◆ Extract provided
□ □ □ □

We spoke to CEOs and founders Gina Bartasi of Kindbody, Jill Angelo of Gennev, Kate Torgersen of Milk Stork, Molly Hayward of Cora and Liz Klinger of Lioness about how their companies have evolved from first entering the space and feeling like an island to now — a community of women changing the world for women.

“Investors would say, ‘Well, what lets the air out of the balloon? What can derail the business?,'” CEO and founder of the New York-based tech-enabled fertility company Kindbody, Gina Bartasi said. “And I would say, ‘Well, I guess if women went back to the old way of having children and they didn’t go to graduate school and they didn’t go to med school or business school and they started having babies again in their early 20s — then, that’s what would cause the fertility world to come crashing into the ground.’”

She flatly says that’s highly unlikely. Kindbody is Bartasi’s third fertility startup. She launched them all after going through her own fertility journey.

Torgersen started her first-of-its-kind breast milk shipping service after a four-day work trip during which she had to pump and fly home in her carry-on bag two gallons of breast milk for her eight-month-old fraternal twins.

These options didn’t exist before, and even where there was demand, it wasn’t recognized enough.

“It’s been really amazing over the last four or five years that we’ve been around to see the different areas of women’s lives sort of being addressed through commerce, through business, through business solutions — everything from fertility to breastfeeding and sexual wellness, pleasure, all of these things,” Hayward, who founded Cora, the period and bladder care brand, said.

Femtech isn’t just for women

There is, however, some gray area in femtech. Fertility, for example, has always been a mainstay in the space. Kindbody is actually Bartasi’s third fertility startup, but she notes fertility is not solely a women’s health concern.

“Remember that 50% of all fertility issues are male-related,” she says. “It does directly affect them and they don’t talk about it. Women do. She adds that they’re seeing a rise in same-sex couples leveraging Kindbody rather than adopting.

Women’s sexual health and wellness brands sometimes are excluded (primarily from those outside of it) or are criticized for being included. For example, CB Insights, the market intelligence company used by many investors, routinely shares data on its own idea of femtech.

□ □ □ □

◆ Data supplied
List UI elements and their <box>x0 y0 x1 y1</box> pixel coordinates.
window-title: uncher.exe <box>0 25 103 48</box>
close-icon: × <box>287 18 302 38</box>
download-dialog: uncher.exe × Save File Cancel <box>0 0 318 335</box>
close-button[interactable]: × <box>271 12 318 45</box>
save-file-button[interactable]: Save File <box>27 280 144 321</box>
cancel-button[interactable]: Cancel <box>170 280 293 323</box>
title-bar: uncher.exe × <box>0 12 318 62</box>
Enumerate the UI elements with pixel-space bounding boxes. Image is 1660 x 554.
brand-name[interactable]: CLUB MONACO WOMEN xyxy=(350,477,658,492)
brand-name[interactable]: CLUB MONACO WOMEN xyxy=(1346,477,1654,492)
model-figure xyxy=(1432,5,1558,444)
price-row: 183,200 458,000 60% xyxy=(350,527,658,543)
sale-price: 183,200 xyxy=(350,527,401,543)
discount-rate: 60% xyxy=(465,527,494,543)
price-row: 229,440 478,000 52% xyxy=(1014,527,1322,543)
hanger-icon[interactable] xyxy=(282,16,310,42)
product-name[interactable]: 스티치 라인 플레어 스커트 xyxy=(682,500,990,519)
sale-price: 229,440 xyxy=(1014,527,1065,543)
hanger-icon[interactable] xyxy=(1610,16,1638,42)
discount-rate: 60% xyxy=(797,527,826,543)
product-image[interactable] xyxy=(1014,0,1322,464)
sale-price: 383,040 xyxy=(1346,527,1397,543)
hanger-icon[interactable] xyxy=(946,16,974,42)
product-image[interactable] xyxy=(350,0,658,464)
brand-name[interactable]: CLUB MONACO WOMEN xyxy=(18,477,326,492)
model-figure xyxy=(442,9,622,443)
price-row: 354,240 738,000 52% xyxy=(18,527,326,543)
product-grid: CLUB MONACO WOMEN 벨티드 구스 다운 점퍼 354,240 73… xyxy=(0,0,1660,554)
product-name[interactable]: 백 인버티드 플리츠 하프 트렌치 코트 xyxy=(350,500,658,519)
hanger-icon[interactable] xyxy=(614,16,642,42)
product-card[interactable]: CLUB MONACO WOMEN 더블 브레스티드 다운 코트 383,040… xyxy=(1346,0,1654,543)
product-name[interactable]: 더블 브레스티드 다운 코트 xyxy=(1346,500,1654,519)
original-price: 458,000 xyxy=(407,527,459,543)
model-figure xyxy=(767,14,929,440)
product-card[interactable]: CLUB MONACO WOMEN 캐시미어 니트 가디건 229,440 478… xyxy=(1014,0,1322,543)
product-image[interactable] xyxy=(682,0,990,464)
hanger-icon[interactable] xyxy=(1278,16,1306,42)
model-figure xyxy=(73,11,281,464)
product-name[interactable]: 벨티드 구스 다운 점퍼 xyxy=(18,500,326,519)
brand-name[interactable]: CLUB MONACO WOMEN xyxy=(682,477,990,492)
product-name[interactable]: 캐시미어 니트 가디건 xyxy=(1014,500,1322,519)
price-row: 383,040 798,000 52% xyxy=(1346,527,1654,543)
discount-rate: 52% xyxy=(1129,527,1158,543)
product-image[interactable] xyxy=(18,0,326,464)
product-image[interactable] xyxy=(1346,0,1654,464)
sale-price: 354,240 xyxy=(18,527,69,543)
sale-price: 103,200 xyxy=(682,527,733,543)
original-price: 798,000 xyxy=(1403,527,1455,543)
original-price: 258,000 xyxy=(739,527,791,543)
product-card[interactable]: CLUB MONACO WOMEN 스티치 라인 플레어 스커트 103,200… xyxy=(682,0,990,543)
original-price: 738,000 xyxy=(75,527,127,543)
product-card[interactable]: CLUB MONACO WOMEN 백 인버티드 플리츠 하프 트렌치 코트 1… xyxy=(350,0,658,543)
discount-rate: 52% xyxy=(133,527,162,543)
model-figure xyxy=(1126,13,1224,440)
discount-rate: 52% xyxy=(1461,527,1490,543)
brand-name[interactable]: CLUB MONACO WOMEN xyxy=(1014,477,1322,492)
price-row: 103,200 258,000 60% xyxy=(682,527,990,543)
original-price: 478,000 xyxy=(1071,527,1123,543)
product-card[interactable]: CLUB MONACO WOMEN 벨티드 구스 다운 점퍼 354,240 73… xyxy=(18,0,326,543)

□ □ □ □

Answer these from the text on femtech founders.
(a) How much breast milk did Torgersen carry home on her flight?
(b) What kind of brand is Cora?
(c) What share of fertility issues does Bartasi say are male-related?

◆ Exercise result
(a) Two gallons.
(b) A period and bladder care brand.
(c) 50%.